**Recorded information:**

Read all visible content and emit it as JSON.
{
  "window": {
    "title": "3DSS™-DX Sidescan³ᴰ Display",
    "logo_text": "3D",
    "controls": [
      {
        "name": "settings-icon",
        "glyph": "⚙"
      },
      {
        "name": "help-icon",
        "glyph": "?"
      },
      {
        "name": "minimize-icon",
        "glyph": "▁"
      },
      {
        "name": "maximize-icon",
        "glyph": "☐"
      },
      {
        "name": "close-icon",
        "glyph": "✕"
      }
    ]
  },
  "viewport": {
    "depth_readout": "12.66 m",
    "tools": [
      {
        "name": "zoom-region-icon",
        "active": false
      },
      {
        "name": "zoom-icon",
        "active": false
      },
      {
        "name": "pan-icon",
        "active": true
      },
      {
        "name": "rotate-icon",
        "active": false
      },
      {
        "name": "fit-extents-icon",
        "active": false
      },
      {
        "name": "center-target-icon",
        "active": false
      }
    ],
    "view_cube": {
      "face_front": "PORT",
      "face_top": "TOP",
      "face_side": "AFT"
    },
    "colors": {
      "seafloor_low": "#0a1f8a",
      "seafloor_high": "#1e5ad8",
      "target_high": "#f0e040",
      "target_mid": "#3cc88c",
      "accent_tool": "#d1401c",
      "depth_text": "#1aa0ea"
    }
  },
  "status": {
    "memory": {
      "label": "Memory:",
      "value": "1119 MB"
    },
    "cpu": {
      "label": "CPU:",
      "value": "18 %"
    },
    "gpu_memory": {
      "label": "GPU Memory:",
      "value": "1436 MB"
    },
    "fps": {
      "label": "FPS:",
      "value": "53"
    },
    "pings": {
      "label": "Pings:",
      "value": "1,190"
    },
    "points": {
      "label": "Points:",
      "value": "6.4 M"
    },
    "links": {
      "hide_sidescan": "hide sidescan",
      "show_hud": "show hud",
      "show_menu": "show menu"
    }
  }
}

**What is needed:** Exact output of every entry is required.

**Solution:**
Read all visible content and emit it as JSON.
{
  "window": {
    "title": "3DSS™-DX Sidescan³ᴰ Display",
    "logo_text": "3D",
    "controls": [
      {
        "name": "settings-icon",
        "glyph": "⚙"
      },
      {
        "name": "help-icon",
        "glyph": "?"
      },
      {
        "name": "minimize-icon",
        "glyph": "▁"
      },
      {
        "name": "maximize-icon",
        "glyph": "☐"
      },
      {
        "name": "close-icon",
        "glyph": "✕"
      }
    ]
  },
  "viewport": {
    "depth_readout": "12.66 m",
    "tools": [
      {
        "name": "zoom-region-icon",
        "active": false
      },
      {
        "name": "zoom-icon",
        "active": false
      },
      {
        "name": "pan-icon",
        "active": true
      },
      {
        "name": "rotate-icon",
        "active": false
      },
      {
        "name": "fit-extents-icon",
        "active": false
      },
      {
        "name": "center-target-icon",
        "active": false
      }
    ],
    "view_cube": {
      "face_front": "PORT",
      "face_top": "TOP",
      "face_side": "AFT"
    },
    "colors": {
      "seafloor_low": "#0a1f8a",
      "seafloor_high": "#1e5ad8",
      "target_high": "#f0e040",
      "target_mid": "#3cc88c",
      "accent_tool": "#d1401c",
      "depth_text": "#1aa0ea"
    }
  },
  "status": {
    "memory": {
      "label": "Memory:",
      "value": "1119 MB"
    },
    "cpu": {
      "label": "CPU:",
      "value": "18 %"
    },
    "gpu_memory": {
      "label": "GPU Memory:",
      "value": "1436 MB"
    },
    "fps": {
      "label": "FPS:",
      "value": "53"
    },
    "pings": {
      "label": "Pings:",
      "value": "1,190"
    },
    "points": {
      "label": "Points:",
      "value": "6.4 M"
    },
    "links": {
      "hide_sidescan": "hide sidescan",
      "show_hud": "show hud",
      "show_menu": "show menu"
    }
  }
}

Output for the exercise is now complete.